--- Start ---

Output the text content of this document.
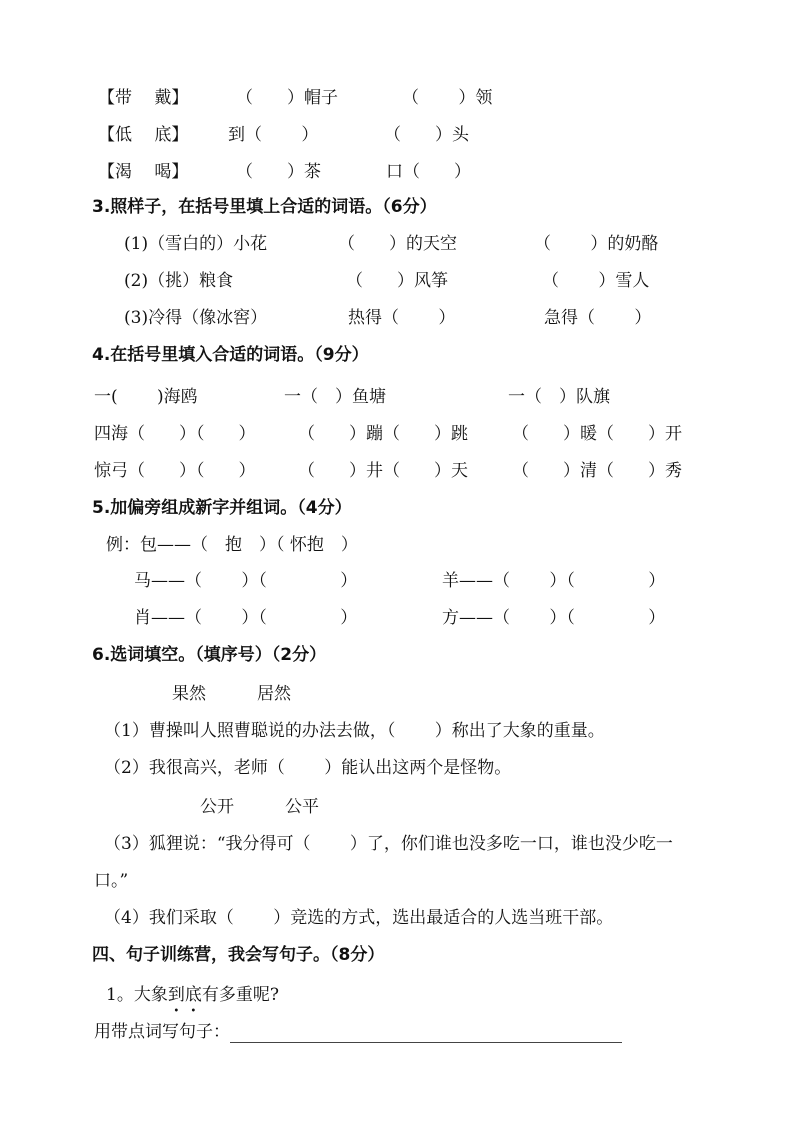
【带　 戴】	（　　）帽子	（　　 ）领
【低　 底】 到（　　 ）	（　　）头
【渴　 喝】	（　　）茶	口（　　）
3.照样子，在括号里填上合适的词语。（6分）
(1)（雪白的）小花	（　　）的天空	（　　 ）的奶酪
(2)（挑）粮食	（　　）风筝	（　　 ）雪人
(3)冷得（像冰窖）	热得（　　 ）	急得（　　 ）
4.在括号里填入合适的词语。（9分）
一(　　 )海鸥	一（　）鱼塘	一（　）队旗
四海（　　）（　　）	（　　）蹦（　　）跳	（　　）暖（　　）开
惊弓（　　）（　　）	（　　）井（　　）天	（　　）清（　　）秀
5.加偏旁组成新字并组词。（4分）
例：包——（　抱　）（ 怀抱　）
马——（　　 ）（　　　　 ）	羊——（　　 ）（　　　　 ）
肖——（　　 ）（　　　　 ）	方——（　　 ）（　　　　 ）
6.选词填空。（填序号）（2分）
果然　　　居然
（1）曹操叫人照曹聪说的办法去做，（　　 ）称出了大象的重量。
（2）我很高兴，老师（　　 ）能认出这两个是怪物。
公开　　　公平
（3）狐狸说：“我分得可（　　 ）了，你们谁也没多吃一口，谁也没少吃一
口。”
（4）我们采取（　　 ）竞选的方式，选出最适合的人选当班干部。
四、句子训练营，我会写句子。（8分）
1。大象到底有多重呢?
用带点词写句子：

--- End ---

▶ **Exercise brief**
Restate the data above exactly, stripping out each image.

▶ **Answer to the task**
Output the text content of this document.
【带　 戴】	（　　）帽子	（　　 ）领
【低　 底】 到（　　 ）	（　　）头
【渴　 喝】	（　　）茶	口（　　）
3.照样子，在括号里填上合适的词语。（6分）
(1)（雪白的）小花	（　　）的天空	（　　 ）的奶酪
(2)（挑）粮食	（　　）风筝	（　　 ）雪人
(3)冷得（像冰窖）	热得（　　 ）	急得（　　 ）
4.在括号里填入合适的词语。（9分）
一(　　 )海鸥	一（　）鱼塘	一（　）队旗
四海（　　）（　　）	（　　）蹦（　　）跳	（　　）暖（　　）开
惊弓（　　）（　　）	（　　）井（　　）天	（　　）清（　　）秀
5.加偏旁组成新字并组词。（4分）
例：包——（　抱　）（ 怀抱　）
马——（　　 ）（　　　　 ）	羊——（　　 ）（　　　　 ）
肖——（　　 ）（　　　　 ）	方——（　　 ）（　　　　 ）
6.选词填空。（填序号）（2分）
果然　　　居然
（1）曹操叫人照曹聪说的办法去做，（　　 ）称出了大象的重量。
（2）我很高兴，老师（　　 ）能认出这两个是怪物。
公开　　　公平
（3）狐狸说：“我分得可（　　 ）了，你们谁也没多吃一口，谁也没少吃一
口。”
（4）我们采取（　　 ）竞选的方式，选出最适合的人选当班干部。
四、句子训练营，我会写句子。（8分）
1。大象到底有多重呢?
用带点词写句子：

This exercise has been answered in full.